Entries taken from a collection
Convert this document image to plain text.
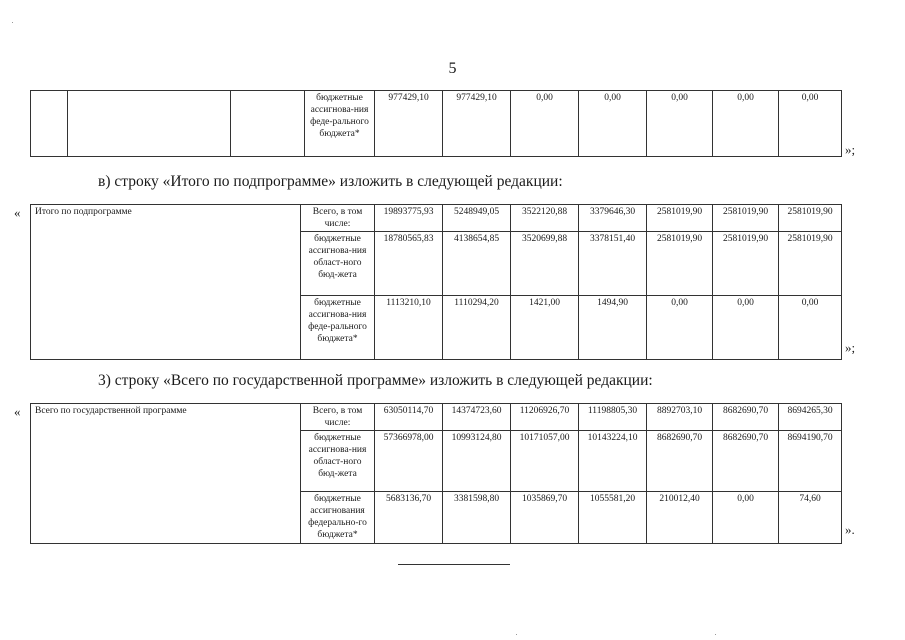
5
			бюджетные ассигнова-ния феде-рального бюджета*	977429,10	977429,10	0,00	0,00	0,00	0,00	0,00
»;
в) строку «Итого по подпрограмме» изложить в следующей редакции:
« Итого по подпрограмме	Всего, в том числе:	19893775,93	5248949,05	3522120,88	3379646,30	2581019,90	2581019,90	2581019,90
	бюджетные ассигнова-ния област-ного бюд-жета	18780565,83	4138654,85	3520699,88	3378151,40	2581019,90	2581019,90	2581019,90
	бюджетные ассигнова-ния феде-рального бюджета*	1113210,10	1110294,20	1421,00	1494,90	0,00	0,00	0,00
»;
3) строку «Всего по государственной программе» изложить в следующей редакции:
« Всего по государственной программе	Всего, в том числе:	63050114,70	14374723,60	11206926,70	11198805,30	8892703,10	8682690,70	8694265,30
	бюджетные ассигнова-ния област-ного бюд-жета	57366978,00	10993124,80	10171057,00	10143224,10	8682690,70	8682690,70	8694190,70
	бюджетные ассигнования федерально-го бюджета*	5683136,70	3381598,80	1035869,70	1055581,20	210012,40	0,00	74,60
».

---

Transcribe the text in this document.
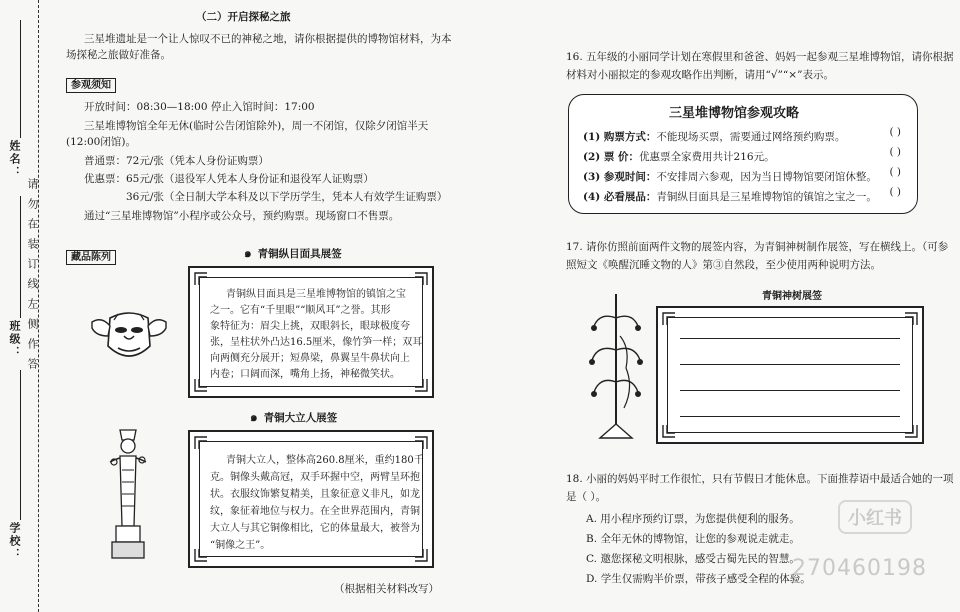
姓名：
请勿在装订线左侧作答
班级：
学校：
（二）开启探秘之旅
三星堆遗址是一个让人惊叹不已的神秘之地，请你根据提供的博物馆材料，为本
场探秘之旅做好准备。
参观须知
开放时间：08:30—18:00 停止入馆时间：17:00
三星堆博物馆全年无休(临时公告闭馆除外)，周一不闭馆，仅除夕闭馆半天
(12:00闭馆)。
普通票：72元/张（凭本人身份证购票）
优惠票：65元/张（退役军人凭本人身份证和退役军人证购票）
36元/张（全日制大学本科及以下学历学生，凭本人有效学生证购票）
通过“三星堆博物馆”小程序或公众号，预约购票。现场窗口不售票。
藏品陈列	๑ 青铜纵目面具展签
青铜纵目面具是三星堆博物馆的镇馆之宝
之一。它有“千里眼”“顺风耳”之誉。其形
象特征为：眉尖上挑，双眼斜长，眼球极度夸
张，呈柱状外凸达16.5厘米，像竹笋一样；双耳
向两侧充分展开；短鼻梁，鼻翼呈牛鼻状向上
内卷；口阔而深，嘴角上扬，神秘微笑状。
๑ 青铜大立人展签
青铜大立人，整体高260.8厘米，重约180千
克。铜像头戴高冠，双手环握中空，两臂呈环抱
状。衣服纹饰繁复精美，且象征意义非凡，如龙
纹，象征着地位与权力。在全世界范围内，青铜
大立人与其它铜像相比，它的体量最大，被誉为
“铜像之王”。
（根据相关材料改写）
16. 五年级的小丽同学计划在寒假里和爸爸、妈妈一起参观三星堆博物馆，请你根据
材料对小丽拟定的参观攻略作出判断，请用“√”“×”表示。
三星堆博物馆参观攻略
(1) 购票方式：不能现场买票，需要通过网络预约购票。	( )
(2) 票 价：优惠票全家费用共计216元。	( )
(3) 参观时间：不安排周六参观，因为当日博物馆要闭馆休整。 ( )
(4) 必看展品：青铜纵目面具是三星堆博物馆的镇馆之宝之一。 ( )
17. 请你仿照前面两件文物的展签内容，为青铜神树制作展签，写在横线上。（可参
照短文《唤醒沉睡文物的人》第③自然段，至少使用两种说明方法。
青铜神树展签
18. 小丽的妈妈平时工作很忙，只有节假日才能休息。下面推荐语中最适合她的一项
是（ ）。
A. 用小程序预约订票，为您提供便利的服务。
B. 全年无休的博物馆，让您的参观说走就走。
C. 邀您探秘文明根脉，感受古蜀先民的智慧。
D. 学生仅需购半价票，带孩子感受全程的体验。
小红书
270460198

--

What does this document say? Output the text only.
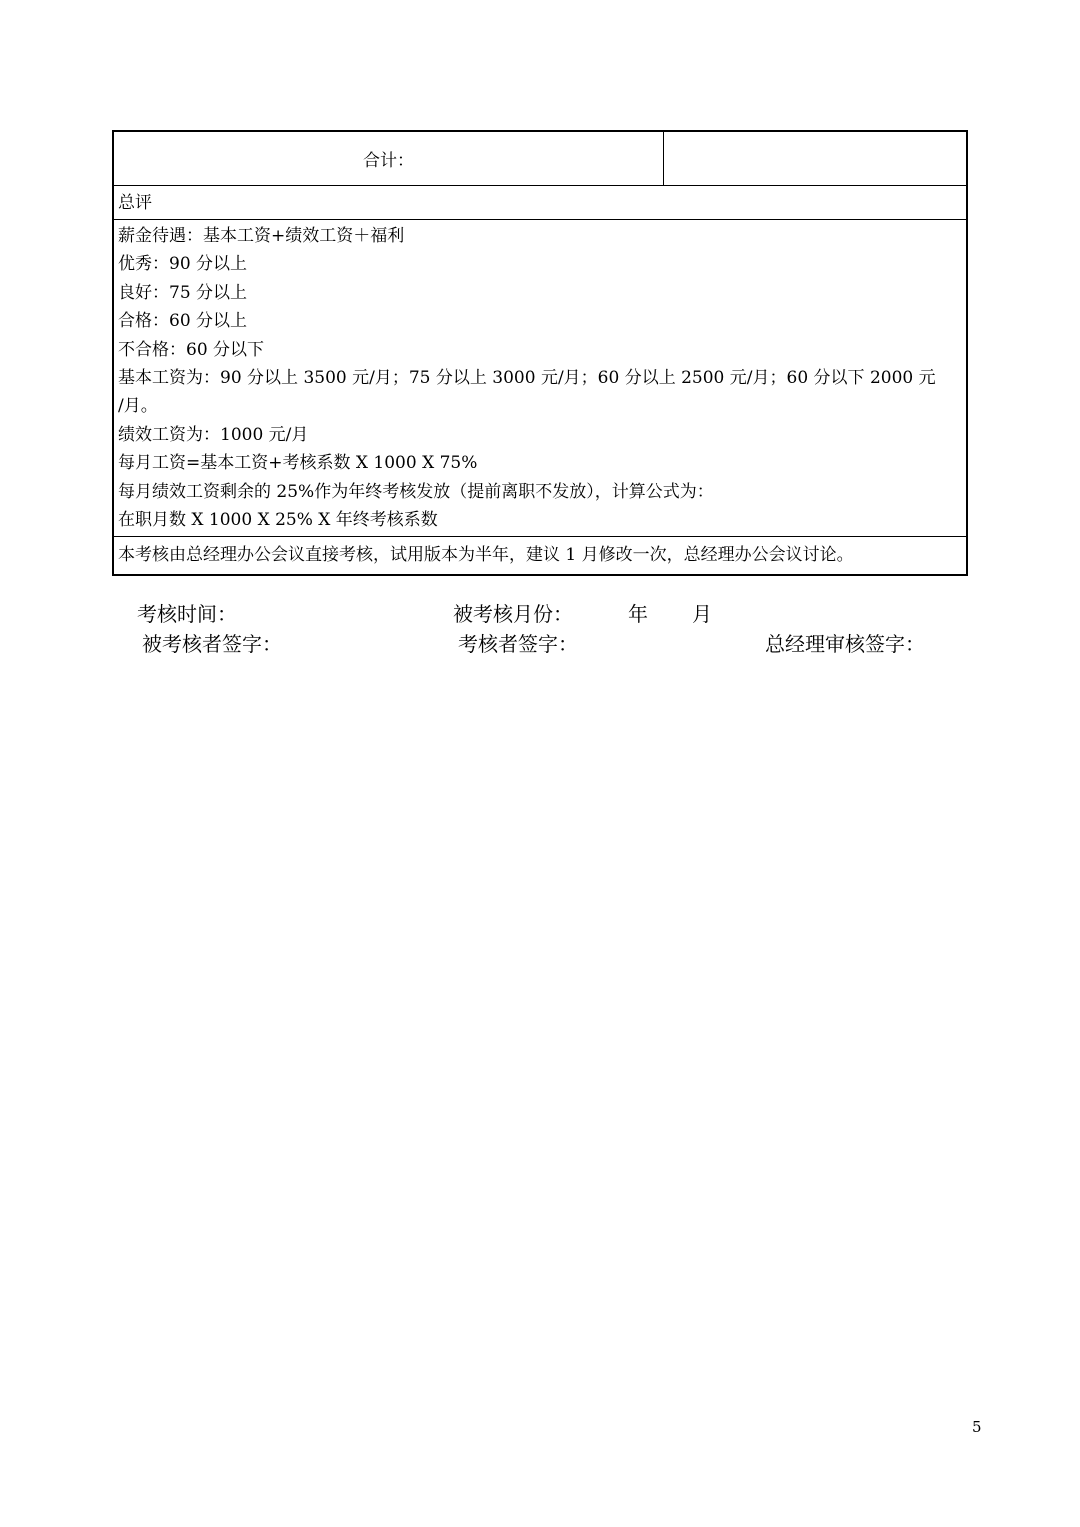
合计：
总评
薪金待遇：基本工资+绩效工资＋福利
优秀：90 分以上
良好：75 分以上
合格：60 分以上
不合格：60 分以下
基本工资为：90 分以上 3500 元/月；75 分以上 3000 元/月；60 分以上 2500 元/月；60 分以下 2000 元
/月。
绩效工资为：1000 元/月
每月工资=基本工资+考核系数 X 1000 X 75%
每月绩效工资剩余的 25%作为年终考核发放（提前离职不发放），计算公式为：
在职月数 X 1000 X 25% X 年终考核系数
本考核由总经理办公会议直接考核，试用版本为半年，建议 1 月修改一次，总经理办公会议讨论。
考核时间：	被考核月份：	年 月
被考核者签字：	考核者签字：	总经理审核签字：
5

GIVEN PROBLEM:
Find every line in the records that contains the word "числе"; copy those lines.

FULL ANSWER:
« Итого по подпрограмме	Всего, в том числе:	19893775,93	5248949,05	3522120,88	3379646,30	2581019,90	2581019,90	2581019,90
« Всего по государственной программе	Всего, в том числе:	63050114,70	14374723,60	11206926,70	11198805,30	8892703,10	8682690,70	8694265,30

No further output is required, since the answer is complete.